[Text content records for pages]
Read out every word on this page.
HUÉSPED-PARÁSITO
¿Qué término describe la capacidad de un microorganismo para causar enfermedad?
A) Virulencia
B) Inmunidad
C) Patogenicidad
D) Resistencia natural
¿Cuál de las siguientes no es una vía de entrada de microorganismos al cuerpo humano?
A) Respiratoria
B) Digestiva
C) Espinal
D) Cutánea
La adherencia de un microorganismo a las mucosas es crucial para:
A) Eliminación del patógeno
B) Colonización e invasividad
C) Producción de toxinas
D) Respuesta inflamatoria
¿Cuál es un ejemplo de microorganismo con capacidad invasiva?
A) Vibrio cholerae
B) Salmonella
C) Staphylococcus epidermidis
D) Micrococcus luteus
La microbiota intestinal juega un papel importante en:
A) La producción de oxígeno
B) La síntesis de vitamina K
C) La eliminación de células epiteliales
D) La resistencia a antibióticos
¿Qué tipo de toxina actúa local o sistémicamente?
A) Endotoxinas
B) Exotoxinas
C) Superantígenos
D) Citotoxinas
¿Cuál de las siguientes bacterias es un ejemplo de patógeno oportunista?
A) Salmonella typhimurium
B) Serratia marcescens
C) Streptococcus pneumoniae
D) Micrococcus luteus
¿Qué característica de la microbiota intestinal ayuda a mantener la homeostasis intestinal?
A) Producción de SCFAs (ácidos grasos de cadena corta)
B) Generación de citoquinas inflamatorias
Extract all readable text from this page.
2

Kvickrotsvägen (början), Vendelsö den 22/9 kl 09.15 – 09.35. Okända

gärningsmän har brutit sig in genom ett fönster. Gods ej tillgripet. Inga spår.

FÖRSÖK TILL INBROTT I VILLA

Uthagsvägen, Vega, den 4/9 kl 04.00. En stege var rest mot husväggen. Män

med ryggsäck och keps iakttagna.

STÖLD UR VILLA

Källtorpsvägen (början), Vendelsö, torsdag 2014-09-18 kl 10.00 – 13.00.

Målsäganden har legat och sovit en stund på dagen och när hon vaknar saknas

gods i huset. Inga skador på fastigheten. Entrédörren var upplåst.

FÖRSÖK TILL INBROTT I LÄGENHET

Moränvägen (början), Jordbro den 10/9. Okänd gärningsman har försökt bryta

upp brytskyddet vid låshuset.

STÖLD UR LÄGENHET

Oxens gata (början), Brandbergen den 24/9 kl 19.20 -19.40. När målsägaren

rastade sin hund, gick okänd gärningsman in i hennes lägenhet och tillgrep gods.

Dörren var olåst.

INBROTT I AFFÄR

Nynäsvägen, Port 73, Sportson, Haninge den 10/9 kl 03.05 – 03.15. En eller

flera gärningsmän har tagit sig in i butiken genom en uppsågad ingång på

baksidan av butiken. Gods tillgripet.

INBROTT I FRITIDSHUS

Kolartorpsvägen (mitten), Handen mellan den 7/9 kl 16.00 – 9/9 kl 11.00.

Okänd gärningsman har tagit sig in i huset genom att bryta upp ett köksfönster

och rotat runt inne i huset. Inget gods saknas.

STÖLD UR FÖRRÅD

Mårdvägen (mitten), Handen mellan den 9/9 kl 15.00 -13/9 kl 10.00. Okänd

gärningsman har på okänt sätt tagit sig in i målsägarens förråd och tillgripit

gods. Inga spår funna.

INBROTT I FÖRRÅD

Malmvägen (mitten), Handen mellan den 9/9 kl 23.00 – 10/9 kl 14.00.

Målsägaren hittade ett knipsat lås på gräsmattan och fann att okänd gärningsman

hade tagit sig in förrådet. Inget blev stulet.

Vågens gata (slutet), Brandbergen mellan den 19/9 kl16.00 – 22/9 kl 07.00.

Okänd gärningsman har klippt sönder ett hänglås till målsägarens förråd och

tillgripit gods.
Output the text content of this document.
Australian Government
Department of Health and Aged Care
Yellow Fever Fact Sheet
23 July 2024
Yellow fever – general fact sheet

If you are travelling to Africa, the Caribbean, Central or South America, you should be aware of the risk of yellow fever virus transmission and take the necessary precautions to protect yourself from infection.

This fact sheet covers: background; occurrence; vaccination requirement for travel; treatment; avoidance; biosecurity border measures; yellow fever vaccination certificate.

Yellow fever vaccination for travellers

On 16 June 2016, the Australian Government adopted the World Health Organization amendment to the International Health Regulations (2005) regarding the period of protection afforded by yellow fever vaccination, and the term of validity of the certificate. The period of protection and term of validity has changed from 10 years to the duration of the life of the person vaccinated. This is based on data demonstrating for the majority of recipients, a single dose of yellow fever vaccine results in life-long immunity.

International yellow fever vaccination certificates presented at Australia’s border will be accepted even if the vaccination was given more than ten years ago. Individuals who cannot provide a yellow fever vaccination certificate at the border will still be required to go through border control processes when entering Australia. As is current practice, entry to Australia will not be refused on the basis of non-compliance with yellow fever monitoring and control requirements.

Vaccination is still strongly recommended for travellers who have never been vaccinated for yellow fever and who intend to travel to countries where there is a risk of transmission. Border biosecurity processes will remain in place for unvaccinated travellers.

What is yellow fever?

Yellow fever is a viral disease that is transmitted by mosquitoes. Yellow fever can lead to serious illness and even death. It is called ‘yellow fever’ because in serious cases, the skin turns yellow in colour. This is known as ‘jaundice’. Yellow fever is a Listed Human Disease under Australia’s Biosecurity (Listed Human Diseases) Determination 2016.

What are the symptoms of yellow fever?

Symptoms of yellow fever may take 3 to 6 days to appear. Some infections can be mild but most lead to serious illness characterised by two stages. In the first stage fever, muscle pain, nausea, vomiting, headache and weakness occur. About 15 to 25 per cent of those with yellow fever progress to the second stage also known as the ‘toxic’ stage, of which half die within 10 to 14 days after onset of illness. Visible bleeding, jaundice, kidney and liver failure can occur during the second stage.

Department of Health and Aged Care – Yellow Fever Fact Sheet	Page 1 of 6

§ **Aim of the task**
Restate the records word for word, keeping every line.

§ **Response to the exercise**
Read out every word on this page.
HUÉSPED-PARÁSITO
¿Qué término describe la capacidad de un microorganismo para causar enfermedad?
A) Virulencia
B) Inmunidad
C) Patogenicidad
D) Resistencia natural
¿Cuál de las siguientes no es una vía de entrada de microorganismos al cuerpo humano?
A) Respiratoria
B) Digestiva
C) Espinal
D) Cutánea
La adherencia de un microorganismo a las mucosas es crucial para:
A) Eliminación del patógeno
B) Colonización e invasividad
C) Producción de toxinas
D) Respuesta inflamatoria
¿Cuál es un ejemplo de microorganismo con capacidad invasiva?
A) Vibrio cholerae
B) Salmonella
C) Staphylococcus epidermidis
D) Micrococcus luteus
La microbiota intestinal juega un papel importante en:
A) La producción de oxígeno
B) La síntesis de vitamina K
C) La eliminación de células epiteliales
D) La resistencia a antibióticos
¿Qué tipo de toxina actúa local o sistémicamente?
A) Endotoxinas
B) Exotoxinas
C) Superantígenos
D) Citotoxinas
¿Cuál de las siguientes bacterias es un ejemplo de patógeno oportunista?
A) Salmonella typhimurium
B) Serratia marcescens
C) Streptococcus pneumoniae
D) Micrococcus luteus
¿Qué característica de la microbiota intestinal ayuda a mantener la homeostasis intestinal?
A) Producción de SCFAs (ácidos grasos de cadena corta)
B) Generación de citoquinas inflamatorias
Extract all readable text from this page.
2

Kvickrotsvägen (början), Vendelsö den 22/9 kl 09.15 – 09.35. Okända

gärningsmän har brutit sig in genom ett fönster. Gods ej tillgripet. Inga spår.

FÖRSÖK TILL INBROTT I VILLA

Uthagsvägen, Vega, den 4/9 kl 04.00. En stege var rest mot husväggen. Män

med ryggsäck och keps iakttagna.

STÖLD UR VILLA

Källtorpsvägen (början), Vendelsö, torsdag 2014-09-18 kl 10.00 – 13.00.

Målsäganden har legat och sovit en stund på dagen och när hon vaknar saknas

gods i huset. Inga skador på fastigheten. Entrédörren var upplåst.

FÖRSÖK TILL INBROTT I LÄGENHET

Moränvägen (början), Jordbro den 10/9. Okänd gärningsman har försökt bryta

upp brytskyddet vid låshuset.

STÖLD UR LÄGENHET

Oxens gata (början), Brandbergen den 24/9 kl 19.20 -19.40. När målsägaren

rastade sin hund, gick okänd gärningsman in i hennes lägenhet och tillgrep gods.

Dörren var olåst.

INBROTT I AFFÄR

Nynäsvägen, Port 73, Sportson, Haninge den 10/9 kl 03.05 – 03.15. En eller

flera gärningsmän har tagit sig in i butiken genom en uppsågad ingång på

baksidan av butiken. Gods tillgripet.

INBROTT I FRITIDSHUS

Kolartorpsvägen (mitten), Handen mellan den 7/9 kl 16.00 – 9/9 kl 11.00.

Okänd gärningsman har tagit sig in i huset genom att bryta upp ett köksfönster

och rotat runt inne i huset. Inget gods saknas.

STÖLD UR FÖRRÅD

Mårdvägen (mitten), Handen mellan den 9/9 kl 15.00 -13/9 kl 10.00. Okänd

gärningsman har på okänt sätt tagit sig in i målsägarens förråd och tillgripit

gods. Inga spår funna.

INBROTT I FÖRRÅD

Malmvägen (mitten), Handen mellan den 9/9 kl 23.00 – 10/9 kl 14.00.

Målsägaren hittade ett knipsat lås på gräsmattan och fann att okänd gärningsman

hade tagit sig in förrådet. Inget blev stulet.

Vågens gata (slutet), Brandbergen mellan den 19/9 kl16.00 – 22/9 kl 07.00.

Okänd gärningsman har klippt sönder ett hänglås till målsägarens förråd och

tillgripit gods.
Output the text content of this document.
Australian Government
Department of Health and Aged Care
Yellow Fever Fact Sheet
23 July 2024
Yellow fever – general fact sheet

If you are travelling to Africa, the Caribbean, Central or South America, you should be aware of the risk of yellow fever virus transmission and take the necessary precautions to protect yourself from infection.

This fact sheet covers: background; occurrence; vaccination requirement for travel; treatment; avoidance; biosecurity border measures; yellow fever vaccination certificate.

Yellow fever vaccination for travellers

On 16 June 2016, the Australian Government adopted the World Health Organization amendment to the International Health Regulations (2005) regarding the period of protection afforded by yellow fever vaccination, and the term of validity of the certificate. The period of protection and term of validity has changed from 10 years to the duration of the life of the person vaccinated. This is based on data demonstrating for the majority of recipients, a single dose of yellow fever vaccine results in life-long immunity.

International yellow fever vaccination certificates presented at Australia’s border will be accepted even if the vaccination was given more than ten years ago. Individuals who cannot provide a yellow fever vaccination certificate at the border will still be required to go through border control processes when entering Australia. As is current practice, entry to Australia will not be refused on the basis of non-compliance with yellow fever monitoring and control requirements.

Vaccination is still strongly recommended for travellers who have never been vaccinated for yellow fever and who intend to travel to countries where there is a risk of transmission. Border biosecurity processes will remain in place for unvaccinated travellers.

What is yellow fever?

Yellow fever is a viral disease that is transmitted by mosquitoes. Yellow fever can lead to serious illness and even death. It is called ‘yellow fever’ because in serious cases, the skin turns yellow in colour. This is known as ‘jaundice’. Yellow fever is a Listed Human Disease under Australia’s Biosecurity (Listed Human Diseases) Determination 2016.

What are the symptoms of yellow fever?

Symptoms of yellow fever may take 3 to 6 days to appear. Some infections can be mild but most lead to serious illness characterised by two stages. In the first stage fever, muscle pain, nausea, vomiting, headache and weakness occur. About 15 to 25 per cent of those with yellow fever progress to the second stage also known as the ‘toxic’ stage, of which half die within 10 to 14 days after onset of illness. Visible bleeding, jaundice, kidney and liver failure can occur during the second stage.

Department of Health and Aged Care – Yellow Fever Fact Sheet	Page 1 of 6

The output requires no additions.